In the records that follow, locate every line with "screenshot" and extract it.

• RECORDS TO PROCESS:
......

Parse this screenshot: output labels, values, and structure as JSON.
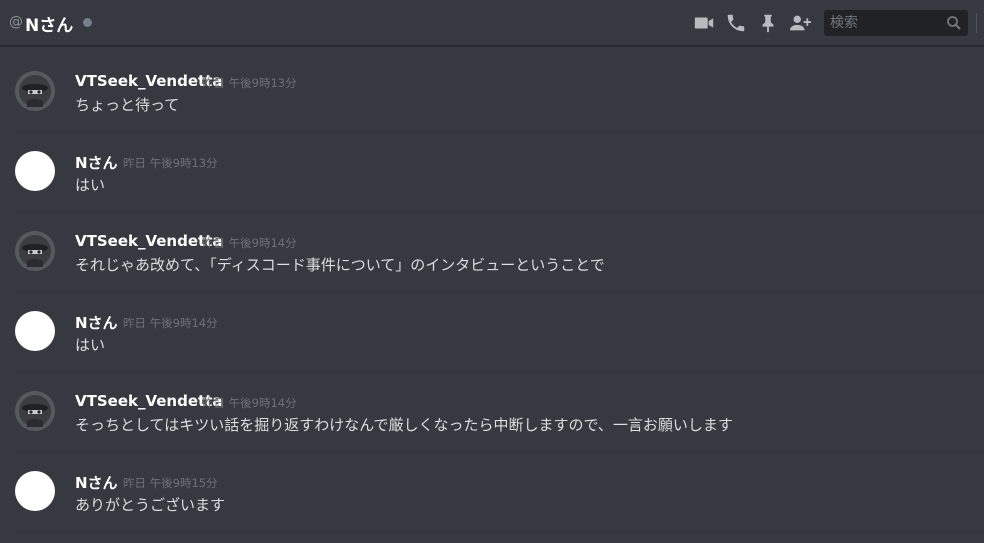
{
  "header": {
    "at_symbol": "@",
    "title": "Nさん",
    "search_placeholder": "検索"
  },
  "icons": {
    "video": "video-call-icon",
    "phone": "voice-call-icon",
    "pin": "pin-icon",
    "add_user": "add-friend-icon",
    "search": "search-icon"
  },
  "colors": {
    "background": "#36393f",
    "status_offline": "#747f8d"
  },
  "messages": [
    {
      "author": "VTSeek_Vendetta",
      "timestamp": "昨日 午後9時13分",
      "text": "ちょっと待って"
    },
    {
      "author": "Nさん",
      "timestamp": "昨日 午後9時13分",
      "text": "はい"
    },
    {
      "author": "VTSeek_Vendetta",
      "timestamp": "昨日 午後9時14分",
      "text": "それじゃあ改めて、「ディスコード事件について」のインタビューということで"
    },
    {
      "author": "Nさん",
      "timestamp": "昨日 午後9時14分",
      "text": "はい"
    },
    {
      "author": "VTSeek_Vendetta",
      "timestamp": "昨日 午後9時14分",
      "text": "そっちとしてはキツい話を掘り返すわけなんで厳しくなったら中断しますので、一言お願いします"
    },
    {
      "author": "Nさん",
      "timestamp": "昨日 午後9時15分",
      "text": "ありがとうございます"
    }
  ]
}
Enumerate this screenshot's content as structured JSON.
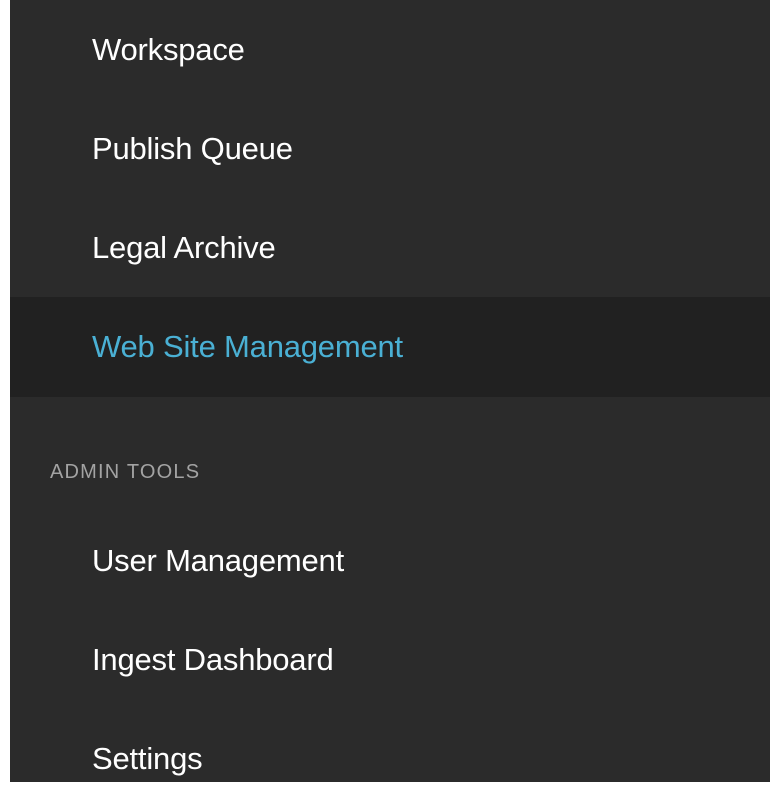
{
  "sidebar": {
    "items": [
      {
        "label": "Workspace"
      },
      {
        "label": "Publish Queue"
      },
      {
        "label": "Legal Archive"
      },
      {
        "label": "Web Site Management",
        "active": true
      }
    ],
    "admin_section": {
      "header": "ADMIN TOOLS",
      "items": [
        {
          "label": "User Management"
        },
        {
          "label": "Ingest Dashboard"
        },
        {
          "label": "Settings"
        }
      ]
    }
  },
  "colors": {
    "sidebar_background": "#2b2b2b",
    "active_background": "#212121",
    "active_text": "#4ab0d4",
    "text": "#ffffff",
    "section_header_text": "#a3a3a3"
  }
}
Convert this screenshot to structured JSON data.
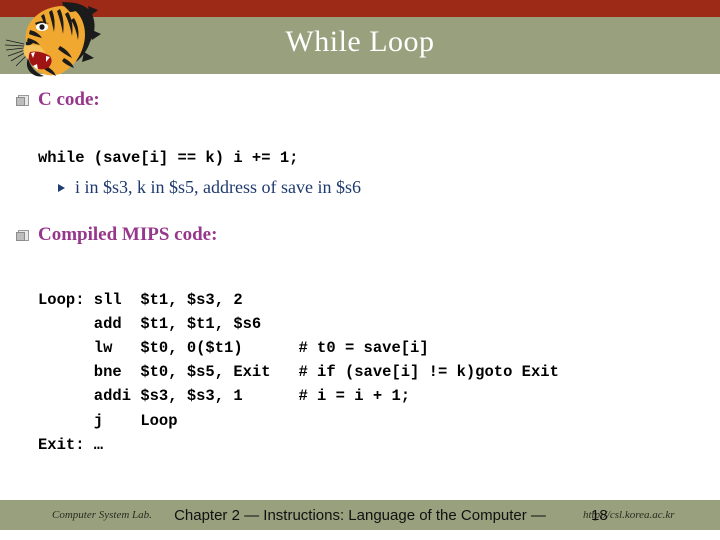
{
  "header": {
    "title": "While Loop",
    "logo_icon": "tiger-head-logo",
    "red_bar_color": "#9c2a16",
    "green_bar_color": "#99a07e",
    "title_color": "#ffffff"
  },
  "content": {
    "heading_color": "#97378c",
    "subbullet_color": "#1f3a6e",
    "sections": [
      {
        "bullet_icon": "square-bullet",
        "heading": "C code:",
        "code": "while (save[i] == k) i += 1;",
        "subbullets": [
          {
            "bullet_icon": "triangle-bullet",
            "text": "i in $s3, k in $s5, address of save in $s6"
          }
        ]
      },
      {
        "bullet_icon": "square-bullet",
        "heading": "Compiled MIPS code:",
        "code": "Loop: sll  $t1, $s3, 2\n      add  $t1, $t1, $s6\n      lw   $t0, 0($t1)      # t0 = save[i]\n      bne  $t0, $s5, Exit   # if (save[i] != k)goto Exit\n      addi $s3, $s3, 1      # i = i + 1;\n      j    Loop\nExit: …"
      }
    ]
  },
  "footer": {
    "band_color": "#99a07e",
    "lab_label": "Computer System Lab.",
    "url": "http://csl.korea.ac.kr",
    "chapter_text": "Chapter 2 — Instructions: Language of the Computer — ",
    "page_number": "18"
  }
}
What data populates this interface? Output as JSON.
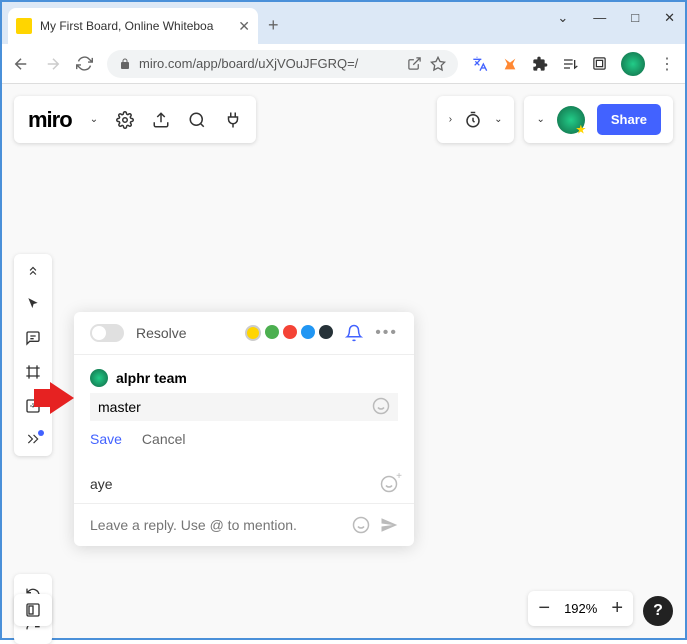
{
  "browser": {
    "tab_title": "My First Board, Online Whiteboa",
    "url": "miro.com/app/board/uXjVOuJFGRQ=/",
    "window_controls": {
      "min": "—",
      "max": "□",
      "close": "✕",
      "dropdown": "⌄"
    }
  },
  "miro": {
    "logo": "miro",
    "share_label": "Share"
  },
  "comment": {
    "resolve_label": "Resolve",
    "user_name": "alphr team",
    "edit_value": "master",
    "save_label": "Save",
    "cancel_label": "Cancel",
    "prev_message": "aye",
    "reply_placeholder": "Leave a reply. Use @ to mention."
  },
  "zoom": {
    "value": "192%"
  },
  "help": "?"
}
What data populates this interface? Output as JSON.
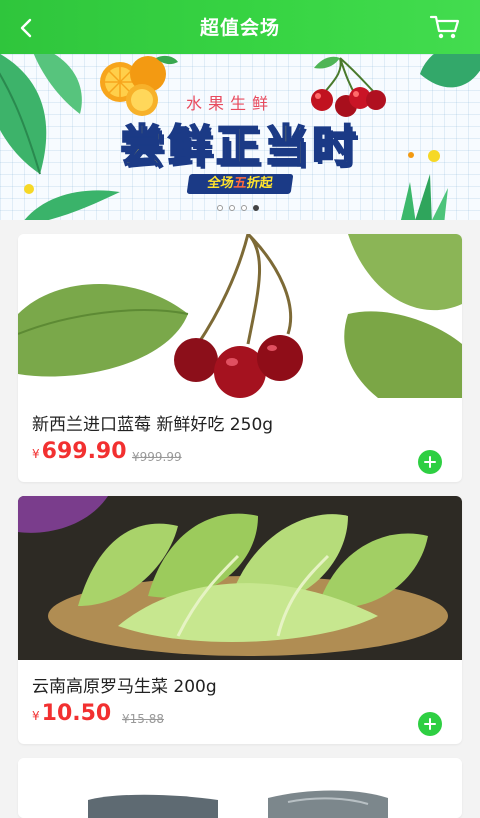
{
  "header": {
    "title": "超值会场",
    "back_icon": "chevron-left-icon",
    "cart_icon": "shopping-cart-icon"
  },
  "banner": {
    "subtitle": "水果生鲜",
    "title": "尝鲜正当时",
    "promo_prefix": "全场",
    "promo_highlight": "五",
    "promo_suffix": "折起",
    "dot_count": 4,
    "active_dot": 4
  },
  "products": [
    {
      "name": "新西兰进口蓝莓 新鲜好吃 250g",
      "currency": "¥",
      "price": "699.90",
      "original_price": "¥999.99",
      "image": "cherries-with-leaves"
    },
    {
      "name": "云南高原罗马生菜 200g",
      "currency": "¥",
      "price": "10.50",
      "original_price": "¥15.88",
      "image": "romaine-lettuce"
    },
    {
      "image": "oysters"
    }
  ],
  "colors": {
    "brand_green": "#37d443",
    "price_red": "#f23030",
    "add_button": "#2ecf42"
  }
}
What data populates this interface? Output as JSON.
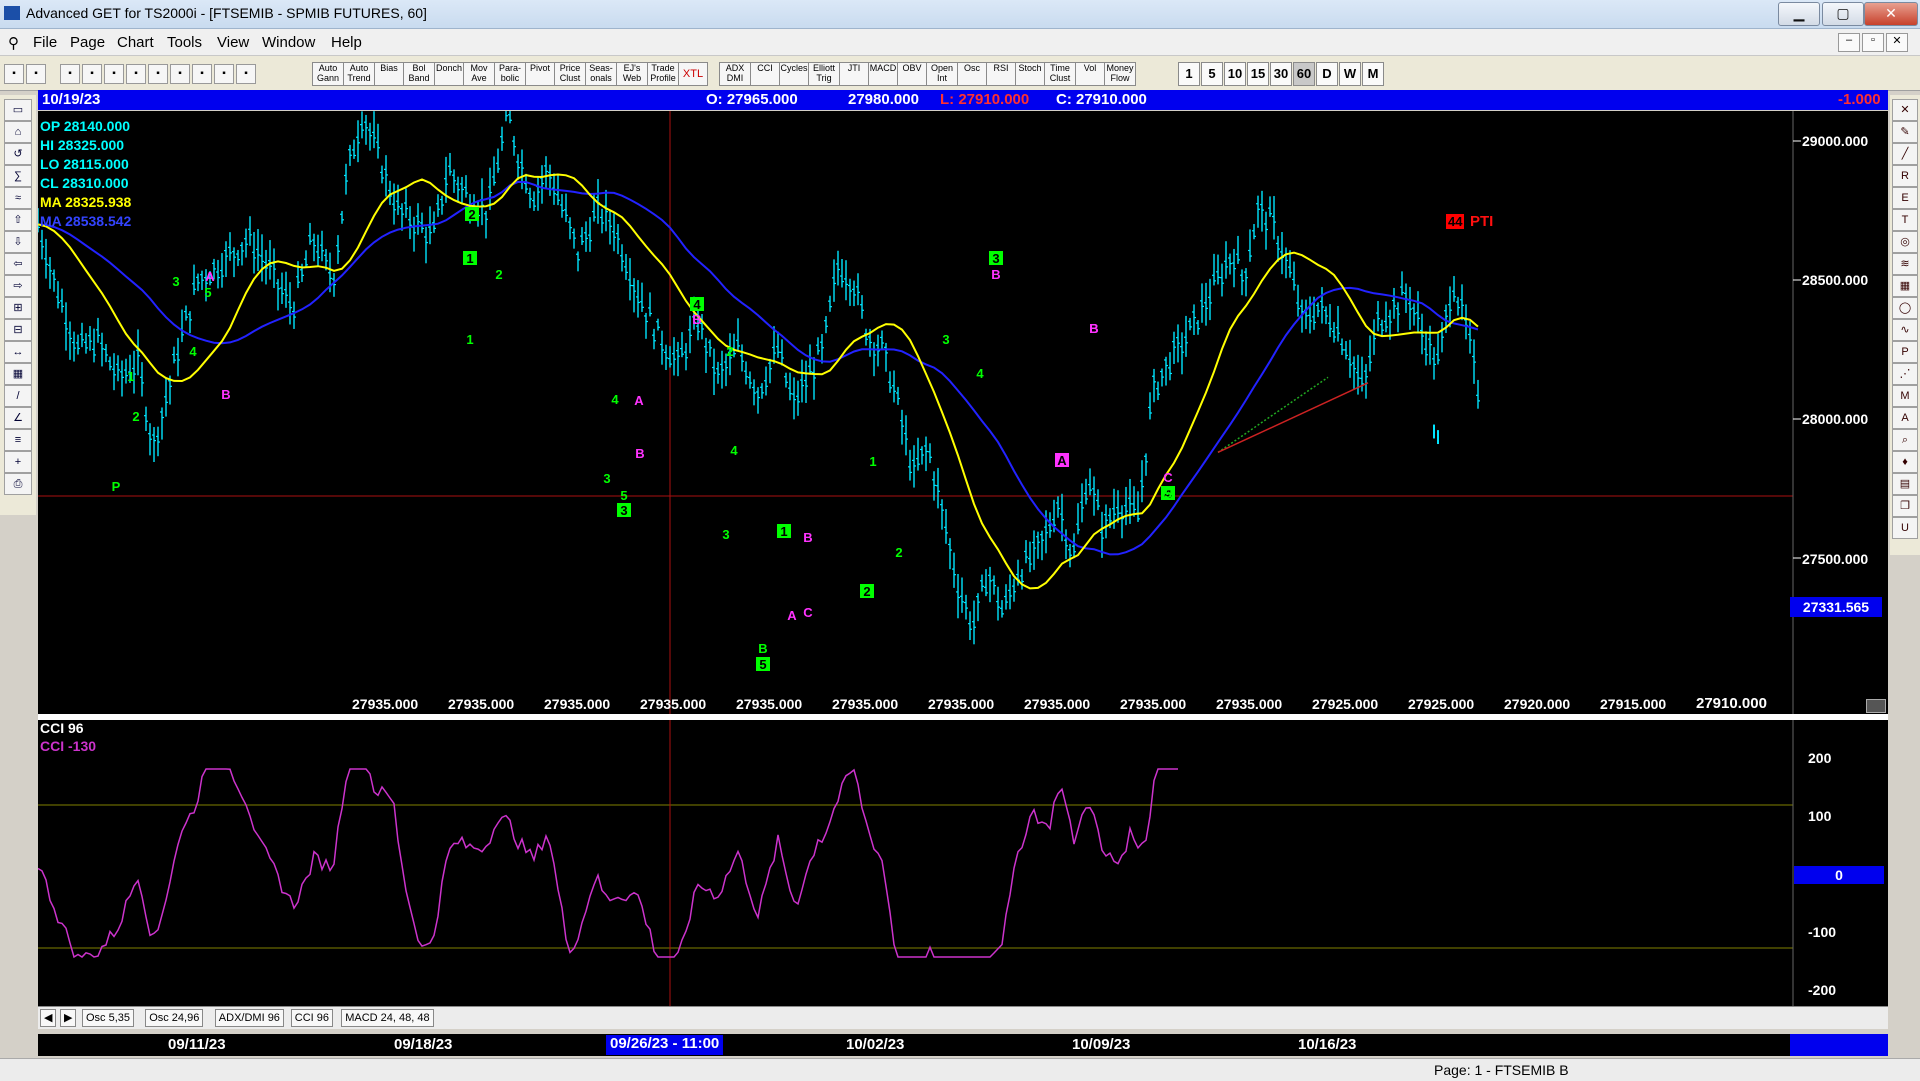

......

• RESPONSE TO THE TASK:
Parse this screenshot: output labels, values, and structure as JSON.
Enumerate this screenshot's content as structured JSON.
Convert this screenshot to structured JSON data.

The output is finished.